Give the number of lines in this listing that contain "xlabel", with no other words.
....
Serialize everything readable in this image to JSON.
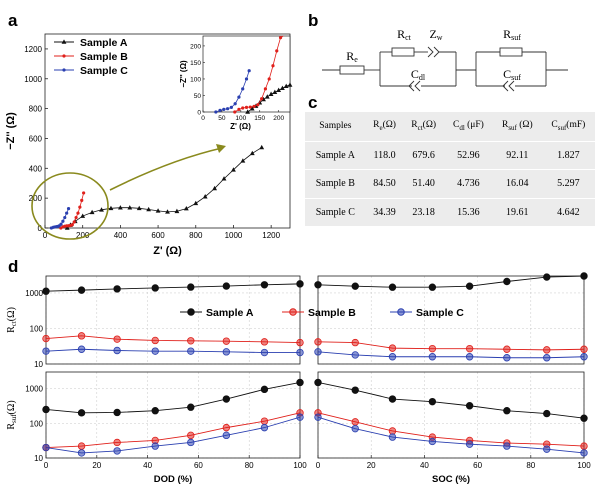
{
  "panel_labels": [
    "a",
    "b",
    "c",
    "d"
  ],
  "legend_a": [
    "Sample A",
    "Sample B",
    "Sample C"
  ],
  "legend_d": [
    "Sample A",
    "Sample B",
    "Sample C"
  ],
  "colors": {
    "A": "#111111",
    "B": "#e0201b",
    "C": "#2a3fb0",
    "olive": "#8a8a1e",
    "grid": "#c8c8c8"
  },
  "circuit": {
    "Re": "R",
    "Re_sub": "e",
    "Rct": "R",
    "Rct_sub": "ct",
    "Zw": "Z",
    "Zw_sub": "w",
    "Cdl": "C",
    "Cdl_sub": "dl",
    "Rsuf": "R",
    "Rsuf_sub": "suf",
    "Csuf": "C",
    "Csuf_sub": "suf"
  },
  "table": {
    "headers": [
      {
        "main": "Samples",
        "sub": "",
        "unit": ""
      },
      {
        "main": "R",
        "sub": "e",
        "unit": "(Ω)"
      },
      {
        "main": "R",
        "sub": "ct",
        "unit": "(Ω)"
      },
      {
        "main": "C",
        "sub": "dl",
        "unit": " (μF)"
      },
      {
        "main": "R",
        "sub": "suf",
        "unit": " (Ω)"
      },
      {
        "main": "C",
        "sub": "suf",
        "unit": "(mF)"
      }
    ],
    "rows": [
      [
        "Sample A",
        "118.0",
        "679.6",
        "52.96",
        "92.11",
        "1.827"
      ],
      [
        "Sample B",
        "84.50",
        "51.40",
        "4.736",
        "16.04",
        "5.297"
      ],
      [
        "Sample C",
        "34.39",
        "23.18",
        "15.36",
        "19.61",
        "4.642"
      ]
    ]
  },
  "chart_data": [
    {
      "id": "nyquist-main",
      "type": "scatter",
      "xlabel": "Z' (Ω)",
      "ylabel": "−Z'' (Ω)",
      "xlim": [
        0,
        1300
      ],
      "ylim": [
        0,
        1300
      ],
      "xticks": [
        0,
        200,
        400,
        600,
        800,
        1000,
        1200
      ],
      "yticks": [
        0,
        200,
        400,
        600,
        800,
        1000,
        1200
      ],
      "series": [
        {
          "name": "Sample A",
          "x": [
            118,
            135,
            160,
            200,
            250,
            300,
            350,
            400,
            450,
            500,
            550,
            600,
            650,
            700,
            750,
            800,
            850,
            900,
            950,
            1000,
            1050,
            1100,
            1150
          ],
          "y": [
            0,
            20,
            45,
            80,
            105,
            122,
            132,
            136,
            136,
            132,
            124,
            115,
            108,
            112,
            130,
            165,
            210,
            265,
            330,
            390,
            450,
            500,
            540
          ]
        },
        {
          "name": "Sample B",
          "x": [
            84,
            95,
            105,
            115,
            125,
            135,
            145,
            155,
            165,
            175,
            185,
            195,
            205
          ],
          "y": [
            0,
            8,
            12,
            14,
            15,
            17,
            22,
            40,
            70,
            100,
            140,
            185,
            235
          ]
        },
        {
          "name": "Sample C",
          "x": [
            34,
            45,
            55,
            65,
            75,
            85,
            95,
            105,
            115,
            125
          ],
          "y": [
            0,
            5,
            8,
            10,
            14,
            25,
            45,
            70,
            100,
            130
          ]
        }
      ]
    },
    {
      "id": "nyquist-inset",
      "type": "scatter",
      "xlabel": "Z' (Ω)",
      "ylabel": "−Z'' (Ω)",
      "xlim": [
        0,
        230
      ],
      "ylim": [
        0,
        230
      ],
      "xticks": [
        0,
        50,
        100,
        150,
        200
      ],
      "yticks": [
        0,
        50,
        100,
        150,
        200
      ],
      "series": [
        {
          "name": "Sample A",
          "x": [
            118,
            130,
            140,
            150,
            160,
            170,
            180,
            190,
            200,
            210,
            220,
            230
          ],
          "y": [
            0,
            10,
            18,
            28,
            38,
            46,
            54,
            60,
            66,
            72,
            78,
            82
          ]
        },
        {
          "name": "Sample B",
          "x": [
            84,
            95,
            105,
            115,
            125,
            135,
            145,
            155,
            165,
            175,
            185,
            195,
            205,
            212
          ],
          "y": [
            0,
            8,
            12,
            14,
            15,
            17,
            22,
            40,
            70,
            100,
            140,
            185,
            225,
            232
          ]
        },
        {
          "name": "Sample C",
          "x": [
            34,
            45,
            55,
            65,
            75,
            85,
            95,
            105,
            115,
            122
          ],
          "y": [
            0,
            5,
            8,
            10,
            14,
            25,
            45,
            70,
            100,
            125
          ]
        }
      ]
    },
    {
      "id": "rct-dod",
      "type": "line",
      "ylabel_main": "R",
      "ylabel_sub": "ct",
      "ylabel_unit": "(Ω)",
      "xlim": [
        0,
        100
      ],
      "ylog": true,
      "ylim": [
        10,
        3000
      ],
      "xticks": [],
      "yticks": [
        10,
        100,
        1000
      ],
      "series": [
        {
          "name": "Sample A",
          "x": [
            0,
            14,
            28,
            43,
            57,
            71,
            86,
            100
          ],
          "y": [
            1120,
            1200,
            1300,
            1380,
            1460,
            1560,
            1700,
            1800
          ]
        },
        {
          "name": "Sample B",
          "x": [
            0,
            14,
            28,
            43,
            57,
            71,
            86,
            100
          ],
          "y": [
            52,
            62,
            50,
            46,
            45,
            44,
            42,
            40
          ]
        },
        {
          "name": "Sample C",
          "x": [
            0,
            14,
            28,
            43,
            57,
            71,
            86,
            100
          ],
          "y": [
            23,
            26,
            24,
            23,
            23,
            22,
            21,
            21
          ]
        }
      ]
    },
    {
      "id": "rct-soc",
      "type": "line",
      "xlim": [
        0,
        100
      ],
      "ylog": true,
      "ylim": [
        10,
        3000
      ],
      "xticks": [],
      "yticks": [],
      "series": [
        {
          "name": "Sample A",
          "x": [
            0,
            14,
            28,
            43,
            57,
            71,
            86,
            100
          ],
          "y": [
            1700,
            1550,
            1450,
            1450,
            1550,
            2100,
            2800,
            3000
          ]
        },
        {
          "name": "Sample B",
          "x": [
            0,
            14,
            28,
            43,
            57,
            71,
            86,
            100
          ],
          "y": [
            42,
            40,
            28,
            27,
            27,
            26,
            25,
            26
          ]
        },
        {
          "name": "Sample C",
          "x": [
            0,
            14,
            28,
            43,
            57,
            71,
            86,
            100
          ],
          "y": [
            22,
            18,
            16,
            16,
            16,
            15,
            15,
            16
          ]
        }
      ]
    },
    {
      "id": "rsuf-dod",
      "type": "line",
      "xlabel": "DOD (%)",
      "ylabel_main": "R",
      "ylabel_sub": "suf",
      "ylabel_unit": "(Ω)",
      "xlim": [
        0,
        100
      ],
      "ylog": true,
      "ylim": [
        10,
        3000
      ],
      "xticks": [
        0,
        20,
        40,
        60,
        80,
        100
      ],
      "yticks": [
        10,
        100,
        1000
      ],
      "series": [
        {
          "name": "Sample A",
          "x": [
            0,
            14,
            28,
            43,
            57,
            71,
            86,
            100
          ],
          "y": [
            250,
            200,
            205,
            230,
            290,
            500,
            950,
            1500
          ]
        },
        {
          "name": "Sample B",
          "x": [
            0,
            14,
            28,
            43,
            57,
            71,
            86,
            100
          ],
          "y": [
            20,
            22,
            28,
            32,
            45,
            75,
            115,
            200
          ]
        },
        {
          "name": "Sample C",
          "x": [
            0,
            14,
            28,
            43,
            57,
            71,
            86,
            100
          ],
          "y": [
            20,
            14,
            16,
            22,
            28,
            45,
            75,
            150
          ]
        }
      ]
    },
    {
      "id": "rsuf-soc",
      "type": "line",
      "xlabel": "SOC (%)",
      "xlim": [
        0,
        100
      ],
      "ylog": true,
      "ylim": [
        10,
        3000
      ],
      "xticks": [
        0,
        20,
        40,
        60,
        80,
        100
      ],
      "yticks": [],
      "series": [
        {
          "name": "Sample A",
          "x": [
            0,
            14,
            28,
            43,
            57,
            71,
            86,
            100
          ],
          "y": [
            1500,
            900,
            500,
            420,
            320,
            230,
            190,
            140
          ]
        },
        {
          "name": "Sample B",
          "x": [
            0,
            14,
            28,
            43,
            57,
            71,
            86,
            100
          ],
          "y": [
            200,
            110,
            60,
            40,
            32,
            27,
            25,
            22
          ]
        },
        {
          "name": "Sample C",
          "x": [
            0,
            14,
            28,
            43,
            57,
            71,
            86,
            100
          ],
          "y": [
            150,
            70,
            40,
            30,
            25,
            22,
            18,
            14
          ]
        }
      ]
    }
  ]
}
....
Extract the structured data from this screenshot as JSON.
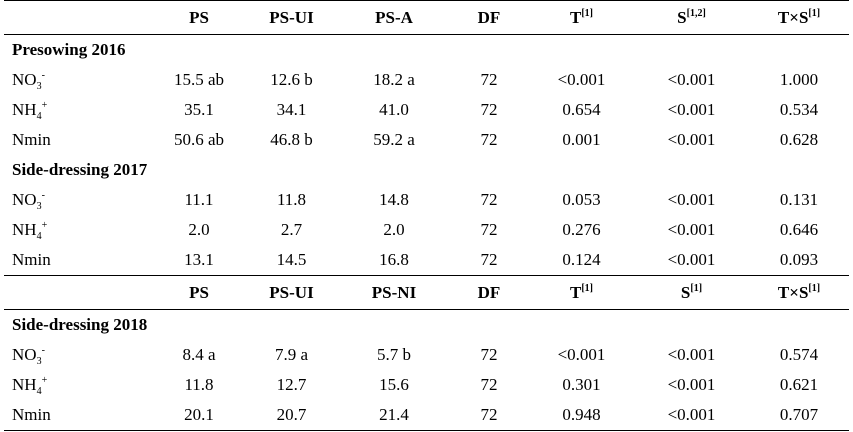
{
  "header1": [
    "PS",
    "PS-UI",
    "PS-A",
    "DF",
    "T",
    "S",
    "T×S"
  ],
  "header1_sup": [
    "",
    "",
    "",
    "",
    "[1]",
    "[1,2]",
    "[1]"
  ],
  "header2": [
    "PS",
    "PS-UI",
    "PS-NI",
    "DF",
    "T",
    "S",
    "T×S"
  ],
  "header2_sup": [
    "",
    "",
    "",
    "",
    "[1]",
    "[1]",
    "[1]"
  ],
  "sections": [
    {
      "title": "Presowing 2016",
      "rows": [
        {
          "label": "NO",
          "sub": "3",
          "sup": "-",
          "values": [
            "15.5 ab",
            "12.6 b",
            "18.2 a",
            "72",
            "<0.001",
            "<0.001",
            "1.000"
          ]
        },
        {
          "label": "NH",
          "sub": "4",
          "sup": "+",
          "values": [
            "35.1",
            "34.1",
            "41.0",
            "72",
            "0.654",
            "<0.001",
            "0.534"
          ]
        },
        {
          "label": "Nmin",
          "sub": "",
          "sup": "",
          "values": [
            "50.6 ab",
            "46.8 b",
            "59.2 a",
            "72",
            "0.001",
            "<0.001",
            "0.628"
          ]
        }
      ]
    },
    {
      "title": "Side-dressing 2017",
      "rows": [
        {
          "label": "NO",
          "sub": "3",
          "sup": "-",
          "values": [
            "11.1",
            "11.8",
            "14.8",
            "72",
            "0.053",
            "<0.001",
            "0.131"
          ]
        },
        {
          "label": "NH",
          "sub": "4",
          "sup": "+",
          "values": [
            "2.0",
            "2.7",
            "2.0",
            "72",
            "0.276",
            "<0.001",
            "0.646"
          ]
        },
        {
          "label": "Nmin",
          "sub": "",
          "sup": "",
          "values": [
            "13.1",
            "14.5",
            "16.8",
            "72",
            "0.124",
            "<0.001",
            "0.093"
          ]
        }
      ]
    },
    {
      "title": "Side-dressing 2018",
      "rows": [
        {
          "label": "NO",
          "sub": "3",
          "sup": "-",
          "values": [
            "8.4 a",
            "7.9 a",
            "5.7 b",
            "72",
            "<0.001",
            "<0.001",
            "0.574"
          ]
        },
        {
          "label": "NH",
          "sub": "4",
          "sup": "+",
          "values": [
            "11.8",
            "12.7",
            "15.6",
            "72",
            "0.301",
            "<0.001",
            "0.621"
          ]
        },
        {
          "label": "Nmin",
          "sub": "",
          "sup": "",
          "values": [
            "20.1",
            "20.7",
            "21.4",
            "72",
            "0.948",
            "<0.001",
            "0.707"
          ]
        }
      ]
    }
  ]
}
....
__Completed task__: 4